Goal
Work out how many lines of the material below mention the word "data"; reply with the number only.

Supplied records
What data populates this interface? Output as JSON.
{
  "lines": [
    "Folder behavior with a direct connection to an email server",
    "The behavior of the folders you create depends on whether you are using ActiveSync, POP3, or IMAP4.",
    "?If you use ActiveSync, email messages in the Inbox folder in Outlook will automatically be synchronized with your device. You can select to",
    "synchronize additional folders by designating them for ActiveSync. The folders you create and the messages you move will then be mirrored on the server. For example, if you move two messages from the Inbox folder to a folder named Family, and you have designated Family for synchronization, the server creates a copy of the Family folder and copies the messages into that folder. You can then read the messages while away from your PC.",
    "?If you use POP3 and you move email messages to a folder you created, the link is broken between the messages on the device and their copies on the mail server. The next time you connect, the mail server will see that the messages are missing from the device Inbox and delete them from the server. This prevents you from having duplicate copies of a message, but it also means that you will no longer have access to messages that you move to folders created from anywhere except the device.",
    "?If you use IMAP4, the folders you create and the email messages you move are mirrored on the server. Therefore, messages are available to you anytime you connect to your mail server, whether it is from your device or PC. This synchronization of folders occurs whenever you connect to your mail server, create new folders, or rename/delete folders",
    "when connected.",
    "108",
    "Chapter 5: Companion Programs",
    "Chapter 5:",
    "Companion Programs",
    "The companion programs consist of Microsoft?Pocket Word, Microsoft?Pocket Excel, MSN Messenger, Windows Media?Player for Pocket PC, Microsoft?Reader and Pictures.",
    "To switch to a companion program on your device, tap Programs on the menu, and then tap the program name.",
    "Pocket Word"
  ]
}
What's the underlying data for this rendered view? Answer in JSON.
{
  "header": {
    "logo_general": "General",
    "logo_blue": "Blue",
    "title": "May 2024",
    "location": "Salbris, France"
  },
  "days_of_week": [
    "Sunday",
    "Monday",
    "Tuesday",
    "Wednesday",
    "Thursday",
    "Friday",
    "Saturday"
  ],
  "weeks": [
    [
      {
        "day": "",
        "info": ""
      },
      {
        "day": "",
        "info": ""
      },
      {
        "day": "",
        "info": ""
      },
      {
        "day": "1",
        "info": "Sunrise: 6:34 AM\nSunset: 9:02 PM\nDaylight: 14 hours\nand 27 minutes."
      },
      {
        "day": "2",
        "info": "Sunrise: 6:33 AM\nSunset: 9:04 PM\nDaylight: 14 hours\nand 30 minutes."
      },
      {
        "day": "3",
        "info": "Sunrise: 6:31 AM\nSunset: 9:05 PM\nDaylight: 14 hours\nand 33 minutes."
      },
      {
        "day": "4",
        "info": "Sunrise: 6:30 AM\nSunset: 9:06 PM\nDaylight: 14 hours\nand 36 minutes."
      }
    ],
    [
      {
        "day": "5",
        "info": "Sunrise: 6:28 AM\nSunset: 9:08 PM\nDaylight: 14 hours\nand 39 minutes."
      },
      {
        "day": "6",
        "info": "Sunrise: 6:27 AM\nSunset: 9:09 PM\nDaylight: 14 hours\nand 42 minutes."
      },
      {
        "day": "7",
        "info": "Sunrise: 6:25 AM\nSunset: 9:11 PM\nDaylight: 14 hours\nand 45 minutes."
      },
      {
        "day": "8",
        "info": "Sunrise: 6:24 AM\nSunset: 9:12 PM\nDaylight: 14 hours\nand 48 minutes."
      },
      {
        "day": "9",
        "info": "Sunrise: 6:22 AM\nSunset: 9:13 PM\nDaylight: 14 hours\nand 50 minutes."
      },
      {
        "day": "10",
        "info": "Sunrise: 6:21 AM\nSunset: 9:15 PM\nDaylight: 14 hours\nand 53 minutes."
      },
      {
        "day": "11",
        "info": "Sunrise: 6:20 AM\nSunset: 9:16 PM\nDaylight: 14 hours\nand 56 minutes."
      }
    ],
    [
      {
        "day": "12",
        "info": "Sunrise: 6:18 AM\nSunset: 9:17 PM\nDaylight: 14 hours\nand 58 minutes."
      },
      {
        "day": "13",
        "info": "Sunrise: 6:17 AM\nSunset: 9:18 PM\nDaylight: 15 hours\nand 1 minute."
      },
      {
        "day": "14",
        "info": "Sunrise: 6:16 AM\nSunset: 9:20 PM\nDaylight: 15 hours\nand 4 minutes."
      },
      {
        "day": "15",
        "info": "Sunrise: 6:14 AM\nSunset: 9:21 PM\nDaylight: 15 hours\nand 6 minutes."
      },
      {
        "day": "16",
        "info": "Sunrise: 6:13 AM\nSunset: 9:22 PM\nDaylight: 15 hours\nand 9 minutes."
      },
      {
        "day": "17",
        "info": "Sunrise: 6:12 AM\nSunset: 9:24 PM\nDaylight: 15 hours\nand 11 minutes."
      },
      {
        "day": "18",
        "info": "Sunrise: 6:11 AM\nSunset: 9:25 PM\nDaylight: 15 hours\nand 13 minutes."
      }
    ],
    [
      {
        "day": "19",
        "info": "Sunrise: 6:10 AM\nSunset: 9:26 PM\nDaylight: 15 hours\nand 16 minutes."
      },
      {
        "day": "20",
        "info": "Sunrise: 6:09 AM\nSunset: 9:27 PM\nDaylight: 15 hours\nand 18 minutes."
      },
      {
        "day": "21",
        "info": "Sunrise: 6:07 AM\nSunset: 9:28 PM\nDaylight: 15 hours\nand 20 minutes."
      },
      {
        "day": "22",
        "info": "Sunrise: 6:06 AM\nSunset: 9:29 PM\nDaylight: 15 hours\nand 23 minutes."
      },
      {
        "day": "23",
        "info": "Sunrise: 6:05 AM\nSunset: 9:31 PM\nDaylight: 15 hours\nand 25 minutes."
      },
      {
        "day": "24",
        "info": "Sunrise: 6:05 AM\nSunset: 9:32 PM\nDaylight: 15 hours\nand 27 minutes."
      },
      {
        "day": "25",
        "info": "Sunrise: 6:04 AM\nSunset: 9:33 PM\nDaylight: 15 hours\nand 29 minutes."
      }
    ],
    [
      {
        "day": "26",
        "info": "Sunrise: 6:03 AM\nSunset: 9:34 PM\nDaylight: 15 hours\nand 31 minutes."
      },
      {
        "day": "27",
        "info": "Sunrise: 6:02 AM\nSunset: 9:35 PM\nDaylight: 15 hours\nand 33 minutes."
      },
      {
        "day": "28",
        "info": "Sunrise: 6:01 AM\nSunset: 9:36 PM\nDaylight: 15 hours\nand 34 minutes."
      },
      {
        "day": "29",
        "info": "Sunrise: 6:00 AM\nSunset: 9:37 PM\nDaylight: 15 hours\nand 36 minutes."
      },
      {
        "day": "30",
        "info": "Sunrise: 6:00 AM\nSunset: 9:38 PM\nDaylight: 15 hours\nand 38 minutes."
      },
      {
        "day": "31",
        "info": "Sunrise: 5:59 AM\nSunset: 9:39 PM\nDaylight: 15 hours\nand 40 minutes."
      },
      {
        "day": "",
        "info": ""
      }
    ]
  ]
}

Task solution
2